--- start of Text passage ---
Gandhi Maidan or Gandhi Maidan Marg is one of the most important thoroughfares in Patna, India. It is a historical place and is considered as a landmark of the city. Gandhi Maidan is the main market and commercial area of Patna with Ashok Rajpath which starts from Gandhi Maidan and Dak Bungalow Crossing and Bailey Road besides Frazer Road, Exhibition Road, Boring Road, and Boring Canal Road. There are many important institutes that have developed around the area of Gandhi Maidan.
--- end of Text passage ---
--- start of Data extract ---
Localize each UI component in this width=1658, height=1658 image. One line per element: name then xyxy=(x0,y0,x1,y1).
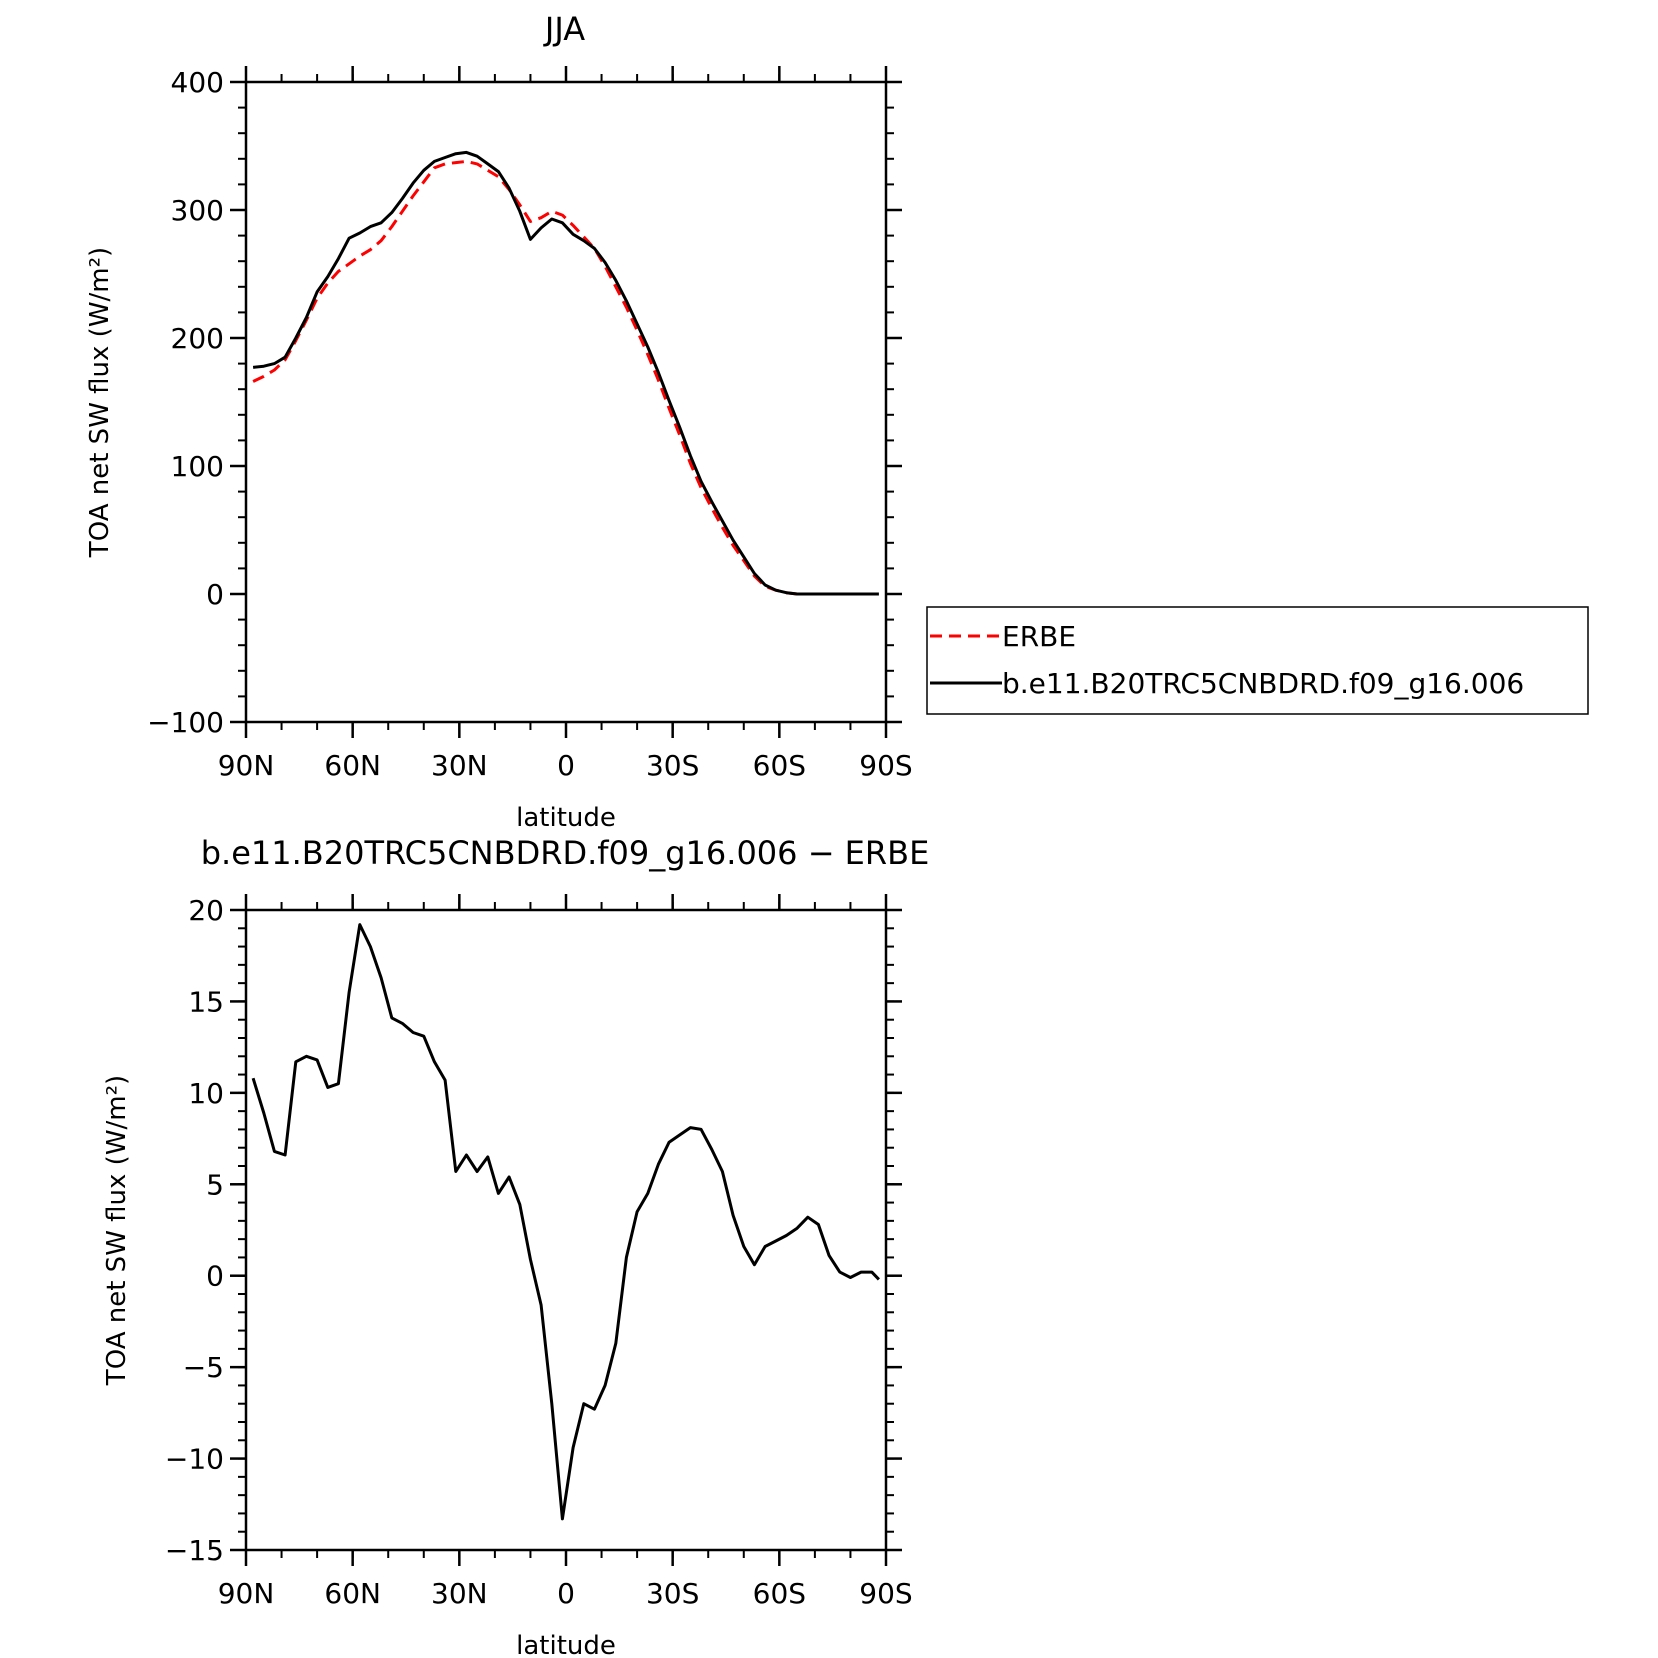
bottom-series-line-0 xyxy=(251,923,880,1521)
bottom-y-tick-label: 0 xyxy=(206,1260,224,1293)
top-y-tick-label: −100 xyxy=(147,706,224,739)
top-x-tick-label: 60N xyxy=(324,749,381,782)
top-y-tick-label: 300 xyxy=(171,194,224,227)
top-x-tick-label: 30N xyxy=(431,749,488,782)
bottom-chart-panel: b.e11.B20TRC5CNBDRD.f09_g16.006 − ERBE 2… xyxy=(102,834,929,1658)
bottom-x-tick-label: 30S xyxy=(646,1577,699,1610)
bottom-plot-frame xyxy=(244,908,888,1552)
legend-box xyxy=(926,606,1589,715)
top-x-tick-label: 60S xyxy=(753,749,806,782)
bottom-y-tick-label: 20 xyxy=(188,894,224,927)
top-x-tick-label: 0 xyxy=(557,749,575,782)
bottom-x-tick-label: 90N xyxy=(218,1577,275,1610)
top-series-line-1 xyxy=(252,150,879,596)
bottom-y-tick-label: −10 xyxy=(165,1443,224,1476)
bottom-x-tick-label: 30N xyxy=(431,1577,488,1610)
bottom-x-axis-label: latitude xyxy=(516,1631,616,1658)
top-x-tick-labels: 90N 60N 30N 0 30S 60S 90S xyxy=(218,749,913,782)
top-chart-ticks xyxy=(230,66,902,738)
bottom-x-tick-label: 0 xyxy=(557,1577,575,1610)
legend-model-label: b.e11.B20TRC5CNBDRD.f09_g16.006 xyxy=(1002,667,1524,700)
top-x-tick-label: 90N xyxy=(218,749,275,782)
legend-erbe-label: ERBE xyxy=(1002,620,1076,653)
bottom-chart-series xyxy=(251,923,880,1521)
--- end of Data extract ---
**Given exercise 1:** Name every road the passage on Gandhi Maidan mentions, apart from Gandhi Maidan Marg itself.
**Given exercise 2:** Proceed with the passage on Gandhi Maidan, starting after its final sentence.
The records play no part in this work.

**Written response 1:** Ashok Rajpath, Bailey Road, Frazer Road, Exhibition Road, Boring Road, Boring Canal Road

**Written response 2:**
Landmarks around Gandhi Maidan
The Gandhi Maidan lies in the hub of the city of Patna. There are many places around the sprawling grounds that one can visit. Within a distance of half a kilometer lies the granary of Golghar that was built in 1786 by the British. The Golghar Falls is also located there. The Patna Sahib Gurudwara is 11 km away from Gandhi Maidan. There are many educational institutes that developed in this region. Some of the schools and colleges near Gandhi Maidan are:

A. N. Sinha Institute for Social Studies
St. Xavier's High School
Women's Training College affiliated under the Patna University
Magadh Mahila College 

Owing to the central location of the grounds, many hotels and office buildings are stationed around it. One of the most important office building is the Biscoman Bhavan which houses offices of the Nalanda Open University and the East Central Railway of Patna.

The Gandhi Maidan is an important landmark of Patna and has its own historical, economic and political value.

North
Shri Krishna Memorial Hall
Christ Church Diocesan School, Patna
Kargil Chowk
Gandhi Sangrahalaya
Patna International Convention Centre

East
Mona Multiplex
NIFT Patna
Regent theatre
Gandhi Maidan Police Station (Bihar Police HQ)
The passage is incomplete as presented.